[Recorded data]
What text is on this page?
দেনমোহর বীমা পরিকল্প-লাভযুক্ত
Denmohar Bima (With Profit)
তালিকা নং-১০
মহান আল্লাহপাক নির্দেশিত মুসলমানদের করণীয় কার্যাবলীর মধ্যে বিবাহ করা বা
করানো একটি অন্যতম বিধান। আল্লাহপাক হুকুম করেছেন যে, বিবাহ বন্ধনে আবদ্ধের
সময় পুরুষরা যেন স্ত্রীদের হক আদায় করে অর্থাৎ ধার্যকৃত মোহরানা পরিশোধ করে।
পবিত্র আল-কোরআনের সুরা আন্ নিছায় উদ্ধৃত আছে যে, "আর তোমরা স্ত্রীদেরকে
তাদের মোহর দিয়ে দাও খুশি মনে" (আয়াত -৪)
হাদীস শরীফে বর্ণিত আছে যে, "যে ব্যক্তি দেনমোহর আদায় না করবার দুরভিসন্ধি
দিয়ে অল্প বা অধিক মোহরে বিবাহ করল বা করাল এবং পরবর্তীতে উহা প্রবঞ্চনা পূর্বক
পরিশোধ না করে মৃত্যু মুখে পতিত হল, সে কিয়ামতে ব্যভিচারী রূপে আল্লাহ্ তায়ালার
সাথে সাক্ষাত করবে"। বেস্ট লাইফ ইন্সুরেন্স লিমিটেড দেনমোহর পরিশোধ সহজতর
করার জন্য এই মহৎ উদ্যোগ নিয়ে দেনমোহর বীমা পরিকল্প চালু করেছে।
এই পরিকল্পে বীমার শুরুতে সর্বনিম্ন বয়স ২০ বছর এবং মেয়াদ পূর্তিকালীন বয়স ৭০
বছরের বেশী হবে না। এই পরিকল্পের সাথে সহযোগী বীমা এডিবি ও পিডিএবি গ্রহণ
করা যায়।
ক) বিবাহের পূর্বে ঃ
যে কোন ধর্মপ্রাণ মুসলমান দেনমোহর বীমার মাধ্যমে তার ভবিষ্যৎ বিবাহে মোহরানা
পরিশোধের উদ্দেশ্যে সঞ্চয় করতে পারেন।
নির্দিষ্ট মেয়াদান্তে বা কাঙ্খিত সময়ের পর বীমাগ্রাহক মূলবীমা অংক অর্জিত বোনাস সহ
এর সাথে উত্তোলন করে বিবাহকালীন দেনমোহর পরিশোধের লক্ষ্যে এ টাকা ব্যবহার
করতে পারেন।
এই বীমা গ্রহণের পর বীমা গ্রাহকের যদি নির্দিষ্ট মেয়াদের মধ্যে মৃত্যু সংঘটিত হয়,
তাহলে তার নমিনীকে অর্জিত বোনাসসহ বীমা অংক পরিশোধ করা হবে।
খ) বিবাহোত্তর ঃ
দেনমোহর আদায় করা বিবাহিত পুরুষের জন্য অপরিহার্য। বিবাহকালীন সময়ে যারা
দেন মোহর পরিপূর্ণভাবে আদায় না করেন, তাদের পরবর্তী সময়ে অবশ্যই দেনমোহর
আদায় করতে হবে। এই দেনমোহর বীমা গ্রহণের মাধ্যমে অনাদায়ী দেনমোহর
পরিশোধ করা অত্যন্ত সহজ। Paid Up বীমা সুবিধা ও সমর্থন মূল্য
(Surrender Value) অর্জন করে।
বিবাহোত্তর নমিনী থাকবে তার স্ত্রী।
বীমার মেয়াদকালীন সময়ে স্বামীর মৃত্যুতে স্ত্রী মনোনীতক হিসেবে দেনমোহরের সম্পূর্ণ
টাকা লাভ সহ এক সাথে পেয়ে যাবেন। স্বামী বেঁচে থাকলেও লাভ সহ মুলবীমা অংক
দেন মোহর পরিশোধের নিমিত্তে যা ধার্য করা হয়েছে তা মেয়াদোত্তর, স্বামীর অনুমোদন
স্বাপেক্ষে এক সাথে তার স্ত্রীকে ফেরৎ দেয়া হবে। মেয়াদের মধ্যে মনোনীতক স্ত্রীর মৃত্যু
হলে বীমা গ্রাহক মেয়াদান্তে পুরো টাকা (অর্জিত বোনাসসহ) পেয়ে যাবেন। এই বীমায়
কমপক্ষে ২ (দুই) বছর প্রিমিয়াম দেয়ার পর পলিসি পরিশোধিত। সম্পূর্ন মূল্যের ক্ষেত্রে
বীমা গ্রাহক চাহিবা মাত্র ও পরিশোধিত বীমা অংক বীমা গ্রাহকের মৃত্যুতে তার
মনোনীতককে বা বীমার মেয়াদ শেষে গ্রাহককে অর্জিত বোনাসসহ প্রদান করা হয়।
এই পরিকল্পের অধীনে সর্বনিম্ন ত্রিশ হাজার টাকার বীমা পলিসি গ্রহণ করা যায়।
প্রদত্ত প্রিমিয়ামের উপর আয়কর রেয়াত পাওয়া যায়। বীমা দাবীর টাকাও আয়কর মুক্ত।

* _OBJECTIVE_
Search the data for the string "পরবর" and copy each line where it appears.

* _FINISHED ANSWER_
দিয়ে অল্প বা অধিক মোহরে বিবাহ করল বা করাল এবং পরবর্তীতে উহা প্রবঞ্চনা পূর্বক
দেন মোহর পরিপূর্ণভাবে আদায় না করেন, তাদের পরবর্তী সময়ে অবশ্যই দেনমোহর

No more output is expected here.